Select every line holding the word "image" and copy it.

(Extracted records)
=======

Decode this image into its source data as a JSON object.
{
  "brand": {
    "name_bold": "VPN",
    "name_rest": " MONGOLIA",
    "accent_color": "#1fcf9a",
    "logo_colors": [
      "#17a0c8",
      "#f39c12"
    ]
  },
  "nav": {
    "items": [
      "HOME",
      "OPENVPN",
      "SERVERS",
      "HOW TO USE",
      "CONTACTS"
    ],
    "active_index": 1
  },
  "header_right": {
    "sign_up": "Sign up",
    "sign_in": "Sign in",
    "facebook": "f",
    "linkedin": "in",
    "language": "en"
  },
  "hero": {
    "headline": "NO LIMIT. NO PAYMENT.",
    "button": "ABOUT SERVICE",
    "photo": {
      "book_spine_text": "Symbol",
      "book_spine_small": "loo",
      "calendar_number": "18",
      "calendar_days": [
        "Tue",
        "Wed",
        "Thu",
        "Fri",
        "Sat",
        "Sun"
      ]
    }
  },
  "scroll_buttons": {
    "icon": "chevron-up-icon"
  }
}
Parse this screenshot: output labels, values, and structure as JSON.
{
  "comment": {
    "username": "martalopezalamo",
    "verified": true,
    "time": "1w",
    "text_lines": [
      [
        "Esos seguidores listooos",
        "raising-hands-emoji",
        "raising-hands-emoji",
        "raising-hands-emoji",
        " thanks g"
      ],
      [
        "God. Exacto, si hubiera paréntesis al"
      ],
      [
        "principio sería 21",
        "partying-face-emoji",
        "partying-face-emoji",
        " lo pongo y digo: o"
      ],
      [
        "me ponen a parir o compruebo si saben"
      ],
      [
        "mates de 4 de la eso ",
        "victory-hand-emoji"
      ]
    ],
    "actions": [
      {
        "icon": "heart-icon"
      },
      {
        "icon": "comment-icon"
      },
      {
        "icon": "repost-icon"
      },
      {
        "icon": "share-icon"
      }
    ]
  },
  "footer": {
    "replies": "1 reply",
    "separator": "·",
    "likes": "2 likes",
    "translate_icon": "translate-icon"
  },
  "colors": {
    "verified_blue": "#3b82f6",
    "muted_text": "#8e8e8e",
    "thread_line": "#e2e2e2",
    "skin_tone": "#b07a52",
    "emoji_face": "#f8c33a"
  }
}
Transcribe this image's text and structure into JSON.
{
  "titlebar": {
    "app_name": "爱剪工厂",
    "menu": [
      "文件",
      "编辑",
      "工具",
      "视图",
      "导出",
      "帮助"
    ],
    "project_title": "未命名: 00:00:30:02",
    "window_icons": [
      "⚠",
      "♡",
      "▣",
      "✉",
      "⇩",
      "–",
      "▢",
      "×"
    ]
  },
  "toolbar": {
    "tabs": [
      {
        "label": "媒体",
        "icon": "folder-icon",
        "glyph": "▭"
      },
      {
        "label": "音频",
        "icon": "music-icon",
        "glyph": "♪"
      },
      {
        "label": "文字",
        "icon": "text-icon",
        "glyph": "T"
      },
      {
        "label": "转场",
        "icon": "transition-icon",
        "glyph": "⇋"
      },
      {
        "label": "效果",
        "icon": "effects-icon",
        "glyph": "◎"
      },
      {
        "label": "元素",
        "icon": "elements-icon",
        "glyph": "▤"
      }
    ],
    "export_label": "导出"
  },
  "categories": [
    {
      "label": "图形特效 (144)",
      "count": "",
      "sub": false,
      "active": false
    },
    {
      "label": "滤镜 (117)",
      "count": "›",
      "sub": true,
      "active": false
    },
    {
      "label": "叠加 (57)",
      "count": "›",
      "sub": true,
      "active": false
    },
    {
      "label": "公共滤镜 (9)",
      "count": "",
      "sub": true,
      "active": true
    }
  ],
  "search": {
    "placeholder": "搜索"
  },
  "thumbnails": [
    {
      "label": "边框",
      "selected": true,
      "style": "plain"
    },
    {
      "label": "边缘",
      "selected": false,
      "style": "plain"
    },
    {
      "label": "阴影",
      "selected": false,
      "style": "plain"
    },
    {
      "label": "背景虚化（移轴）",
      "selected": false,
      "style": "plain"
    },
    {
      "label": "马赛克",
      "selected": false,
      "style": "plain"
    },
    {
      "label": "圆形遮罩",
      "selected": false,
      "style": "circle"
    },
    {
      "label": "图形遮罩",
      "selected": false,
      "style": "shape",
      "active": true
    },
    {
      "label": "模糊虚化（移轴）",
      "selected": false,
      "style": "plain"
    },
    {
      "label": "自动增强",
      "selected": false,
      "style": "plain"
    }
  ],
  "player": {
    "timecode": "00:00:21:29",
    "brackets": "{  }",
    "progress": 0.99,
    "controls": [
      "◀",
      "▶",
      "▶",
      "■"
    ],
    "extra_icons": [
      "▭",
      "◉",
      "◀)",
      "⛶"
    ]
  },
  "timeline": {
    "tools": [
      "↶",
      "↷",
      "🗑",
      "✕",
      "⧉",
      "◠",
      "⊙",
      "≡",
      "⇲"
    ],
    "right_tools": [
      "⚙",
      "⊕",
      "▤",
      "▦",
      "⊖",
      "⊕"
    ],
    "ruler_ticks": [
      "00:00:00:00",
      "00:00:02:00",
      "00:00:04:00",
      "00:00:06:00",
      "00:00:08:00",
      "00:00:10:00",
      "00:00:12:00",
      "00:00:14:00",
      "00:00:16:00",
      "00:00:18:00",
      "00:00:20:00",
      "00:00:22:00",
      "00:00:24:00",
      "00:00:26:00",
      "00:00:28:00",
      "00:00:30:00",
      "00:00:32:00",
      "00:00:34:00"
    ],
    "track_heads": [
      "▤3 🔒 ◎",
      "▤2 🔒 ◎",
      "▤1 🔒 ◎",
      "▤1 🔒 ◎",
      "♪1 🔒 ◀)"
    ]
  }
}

=======

§ **Task answer**
Decode this image into its source data as a JSON object.
Transcribe this image's text and structure into JSON.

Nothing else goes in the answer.